# Stated task
Extract each line from the entries below that has the string "螺纹钢筋" in it.

Collection entries
::::::::
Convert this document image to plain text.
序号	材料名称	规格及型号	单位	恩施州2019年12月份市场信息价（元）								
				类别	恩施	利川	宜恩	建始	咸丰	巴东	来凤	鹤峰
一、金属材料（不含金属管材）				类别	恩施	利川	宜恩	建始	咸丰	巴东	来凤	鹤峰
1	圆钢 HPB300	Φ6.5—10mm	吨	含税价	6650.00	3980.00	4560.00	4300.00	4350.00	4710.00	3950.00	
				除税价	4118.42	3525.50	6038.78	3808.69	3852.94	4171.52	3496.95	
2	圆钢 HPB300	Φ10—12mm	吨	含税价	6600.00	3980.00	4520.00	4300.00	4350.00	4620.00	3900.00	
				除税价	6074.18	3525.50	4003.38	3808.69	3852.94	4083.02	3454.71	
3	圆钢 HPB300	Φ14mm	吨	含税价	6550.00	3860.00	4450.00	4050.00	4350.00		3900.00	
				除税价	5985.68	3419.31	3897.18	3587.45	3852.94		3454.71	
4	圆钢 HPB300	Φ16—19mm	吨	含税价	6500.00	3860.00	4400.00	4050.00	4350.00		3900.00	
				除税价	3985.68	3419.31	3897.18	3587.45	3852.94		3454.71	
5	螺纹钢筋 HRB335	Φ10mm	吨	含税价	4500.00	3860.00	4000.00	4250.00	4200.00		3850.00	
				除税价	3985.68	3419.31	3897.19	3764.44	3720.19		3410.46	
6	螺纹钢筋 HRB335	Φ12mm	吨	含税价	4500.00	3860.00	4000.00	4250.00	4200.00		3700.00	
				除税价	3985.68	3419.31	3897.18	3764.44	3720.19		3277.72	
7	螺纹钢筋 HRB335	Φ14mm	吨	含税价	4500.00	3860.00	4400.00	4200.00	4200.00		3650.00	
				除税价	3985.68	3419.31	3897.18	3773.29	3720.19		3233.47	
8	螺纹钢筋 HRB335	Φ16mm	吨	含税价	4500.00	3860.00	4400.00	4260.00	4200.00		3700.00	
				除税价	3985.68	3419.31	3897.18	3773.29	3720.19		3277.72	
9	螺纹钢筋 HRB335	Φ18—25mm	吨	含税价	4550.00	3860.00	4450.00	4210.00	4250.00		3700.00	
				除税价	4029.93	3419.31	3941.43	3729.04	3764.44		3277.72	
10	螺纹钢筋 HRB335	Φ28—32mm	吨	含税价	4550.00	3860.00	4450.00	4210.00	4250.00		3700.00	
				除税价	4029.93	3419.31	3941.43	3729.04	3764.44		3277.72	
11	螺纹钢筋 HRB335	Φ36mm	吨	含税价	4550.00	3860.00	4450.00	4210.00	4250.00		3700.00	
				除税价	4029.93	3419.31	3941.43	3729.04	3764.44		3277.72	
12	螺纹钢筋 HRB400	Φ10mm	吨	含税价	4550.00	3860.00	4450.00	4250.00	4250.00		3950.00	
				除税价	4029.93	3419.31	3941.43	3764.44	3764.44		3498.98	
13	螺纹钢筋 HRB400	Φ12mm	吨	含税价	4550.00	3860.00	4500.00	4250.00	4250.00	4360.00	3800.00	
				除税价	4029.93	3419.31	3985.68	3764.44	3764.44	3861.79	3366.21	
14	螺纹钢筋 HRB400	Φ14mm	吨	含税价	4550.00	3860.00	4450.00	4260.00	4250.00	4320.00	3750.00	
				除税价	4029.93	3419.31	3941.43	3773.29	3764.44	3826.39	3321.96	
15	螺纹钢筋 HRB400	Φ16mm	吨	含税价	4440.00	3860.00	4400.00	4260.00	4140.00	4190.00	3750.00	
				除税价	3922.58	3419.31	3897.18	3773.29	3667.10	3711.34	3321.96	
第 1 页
::::::::
# Solution to the problem
5	螺纹钢筋 HRB335	Φ10mm	吨	含税价	4500.00	3860.00	4000.00	4250.00	4200.00		3850.00	
6	螺纹钢筋 HRB335	Φ12mm	吨	含税价	4500.00	3860.00	4000.00	4250.00	4200.00		3700.00	
7	螺纹钢筋 HRB335	Φ14mm	吨	含税价	4500.00	3860.00	4400.00	4200.00	4200.00		3650.00	
8	螺纹钢筋 HRB335	Φ16mm	吨	含税价	4500.00	3860.00	4400.00	4260.00	4200.00		3700.00	
9	螺纹钢筋 HRB335	Φ18—25mm	吨	含税价	4550.00	3860.00	4450.00	4210.00	4250.00		3700.00	
10	螺纹钢筋 HRB335	Φ28—32mm	吨	含税价	4550.00	3860.00	4450.00	4210.00	4250.00		3700.00	
11	螺纹钢筋 HRB335	Φ36mm	吨	含税价	4550.00	3860.00	4450.00	4210.00	4250.00		3700.00	
12	螺纹钢筋 HRB400	Φ10mm	吨	含税价	4550.00	3860.00	4450.00	4250.00	4250.00		3950.00	
13	螺纹钢筋 HRB400	Φ12mm	吨	含税价	4550.00	3860.00	4500.00	4250.00	4250.00	4360.00	3800.00	
14	螺纹钢筋 HRB400	Φ14mm	吨	含税价	4550.00	3860.00	4450.00	4260.00	4250.00	4320.00	3750.00	
15	螺纹钢筋 HRB400	Φ16mm	吨	含税价	4440.00	3860.00	4400.00	4260.00	4140.00	4190.00	3750.00	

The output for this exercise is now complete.